STATED EXERCISE 1 =>
In the dictionary entry on borough, which form of the word became established in Scotland?

TEXT EXCERPT =>
▪ I. borough
(ˈbʌrəʊ, ˈbʌrə)
Forms: 1 burᵹ, buruᵹ, 1–3 burh, 2 burch, bure(g)h, (burehg), beriȝ, 2–3 buruh, 3 burrh (Orm.), burwe, buri, 3–4 burȝ, buruȝ, borh, borȝ, boruȝ, boru, 4 burw, burȝe, borȝ(e, bourȝ, borou, borwȝ, borwgh, borw(e, borgh(e, 4–5 burghe, 4–6 (also Sc. 7–9) burgh, borogh, 4–7 borowe, 5 burwgh, borowgh, burwhe, borugh(e, burwe, bourg, 5–6 bourgh, 5–7 burrow(e, 6 borrowe, (bourg), burow, 6–7 boroughe, 6–8 burrough, (7 burrowghe, 8 borrough), 6– borough. dat. sing. 1 byriᵹ, burᵹe, 2 birie, berie, 3 biri, burie, buri.
[Common Teut.: OE. burᵹ, burh = OFris. burch, OS. burg (MDu. burch, borch, Du. burg), OHG. burug (MHG. burc(g-), mod.G. burg), ON. (Sw., Da.) borg, Goth. baurgs:—OTeut. *burg-s str. fem. App. f. same root as OTeut. *berg-an str. vb. ‘to shelter’: see bergh v.; but the phonology is not quite clear. In German and ON. the word is recorded chiefly in the primary sense of ‘fortress, castle’, but there are traces of the sense of ‘town, civic community’, which is found in Goth. and OE., and may therefore be assumed to have been developed in OTeut. Of the immense variety of spellings current in ME., burrough became the prevalent one in early mod.Eng., but was subsequently displaced by borough in England and Ireland, while the form established in Scotland was burgh, q.v. The Danish borg and Fr. bourg have also been used by historical writers in special senses. See also burrow, berry n.3
Like other fem. consonantal stems, the OE. burᵹ had vowel change (byriᵹ) in gen. and dat. sing., and nom. acc. plural, which survived in dat. sing. to the 13th c. This dative, biri, berie, buri, was also at times used for the nominative; whence the modern Bury, -bury, in place-names.]
† 1. a. A fortress, castle, or citadel. Obs. (Unequivocal instances of this sense are rare, even in OE. In quot. 1394 the word denotes simply a large building; and 1425 is quite doubtful.)

Records from a data source:
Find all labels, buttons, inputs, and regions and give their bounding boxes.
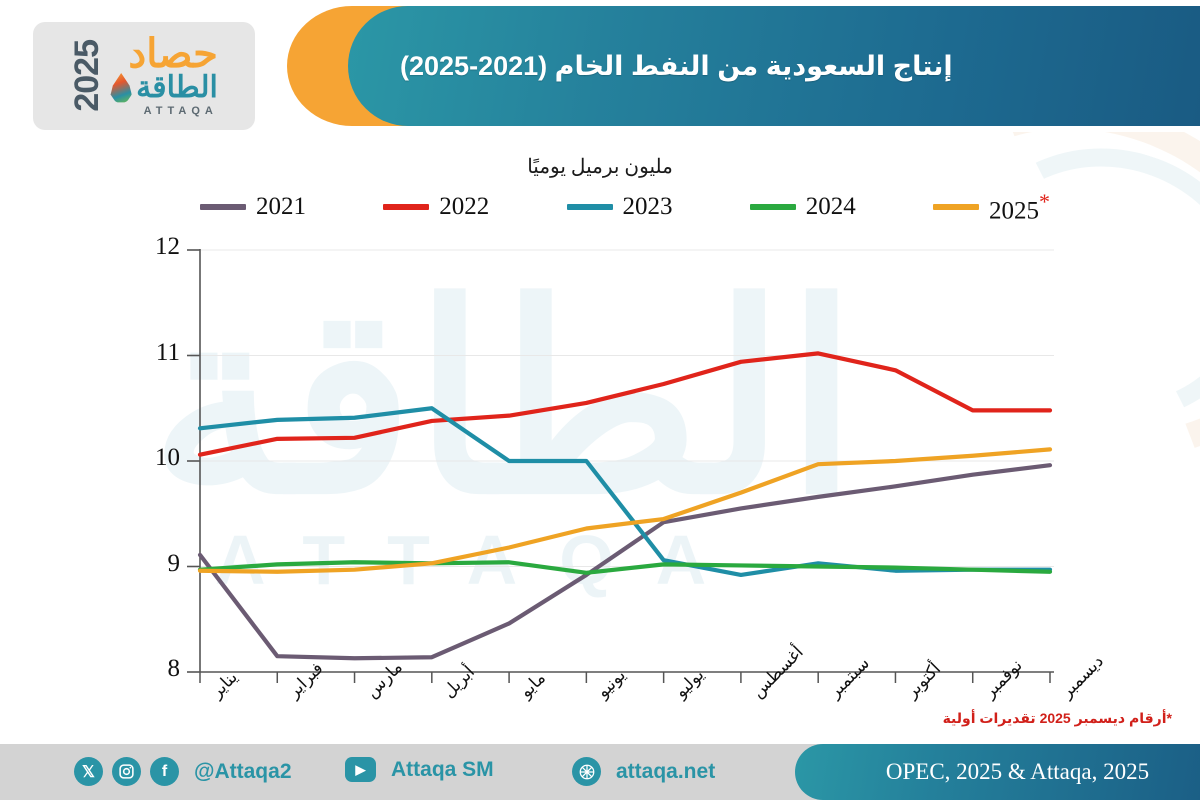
instagram-icon[interactable] <box>112 757 141 786</box>
social-group-main: 𝕏 f @Attaqa2 <box>74 757 292 786</box>
youtube-icon[interactable]: ▶ <box>345 757 376 782</box>
logo-brand-latin: ATTAQA <box>144 105 218 117</box>
logo-word-hasad: حصاد <box>128 35 217 73</box>
footer-source-band: OPEC, 2025 & Attaqa, 2025 <box>795 744 1200 800</box>
social-group-youtube: ▶ Attaqa SM <box>345 757 494 782</box>
y-axis-label-9: 9 <box>140 550 180 578</box>
attaqa-logo-icon[interactable] <box>572 757 601 786</box>
social-handle[interactable]: @Attaqa2 <box>194 760 292 784</box>
logo-word-attaqa: الطاقة <box>136 73 218 103</box>
chart-plot-area: 89101112ينايرفبرايرمارسأبريلمايويونيويول… <box>0 132 1200 732</box>
y-axis-label-11: 11 <box>140 339 180 367</box>
y-axis-label-10: 10 <box>140 444 180 472</box>
source-label: OPEC, 2025 & Attaqa, 2025 <box>846 759 1149 785</box>
website-label[interactable]: attaqa.net <box>616 760 715 784</box>
logo-year: 2025 <box>70 40 104 112</box>
energy-drop-icon <box>110 73 132 103</box>
youtube-handle[interactable]: Attaqa SM <box>391 758 494 782</box>
y-axis-label-8: 8 <box>140 655 180 683</box>
y-axis-label-12: 12 <box>140 233 180 261</box>
facebook-icon[interactable]: f <box>150 757 179 786</box>
social-group-website: attaqa.net <box>572 757 715 786</box>
page-footer: 𝕏 f @Attaqa2 ▶ Attaqa SM attaqa.net OPEC… <box>0 744 1200 800</box>
page-header: إنتاج السعودية من النفط الخام (2021-2025… <box>0 0 1200 132</box>
page-title: إنتاج السعودية من النفط الخام (2021-2025… <box>400 6 1170 126</box>
attaqa-logo: 2025 حصاد الطاقة ATTAQA <box>33 22 255 130</box>
x-icon[interactable]: 𝕏 <box>74 757 103 786</box>
chart-footnote: *أرقام ديسمبر 2025 تقديرات أولية <box>943 710 1172 727</box>
series-line-2022[interactable] <box>200 353 1050 454</box>
chart-container: مليون برميل يوميًا 20212022202320242025*… <box>0 132 1200 732</box>
chart-svg <box>0 132 1200 732</box>
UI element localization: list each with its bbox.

STATED EXERCISE 2 =>
In the records, give the lines from the line with "instagram-icon[interactable] <box>112 757" to the line with "footer-source-band: OPEC, 2025" again with "social-group-main" changed to "social-group-primary" and nothing else altered. Return only those lines.

CORRECT RESULT 1 =>
burgh

CORRECT RESULT 2 =>
instagram-icon[interactable] <box>112 757 141 786</box>
social-group-primary: 𝕏 f @Attaqa2 <box>74 757 292 786</box>
youtube-icon[interactable]: ▶ <box>345 757 376 782</box>
logo-brand-latin: ATTAQA <box>144 105 218 117</box>
logo-word-hasad: حصاد <box>128 35 217 73</box>
footer-source-band: OPEC, 2025 & Attaqa, 2025 <box>795 744 1200 800</box>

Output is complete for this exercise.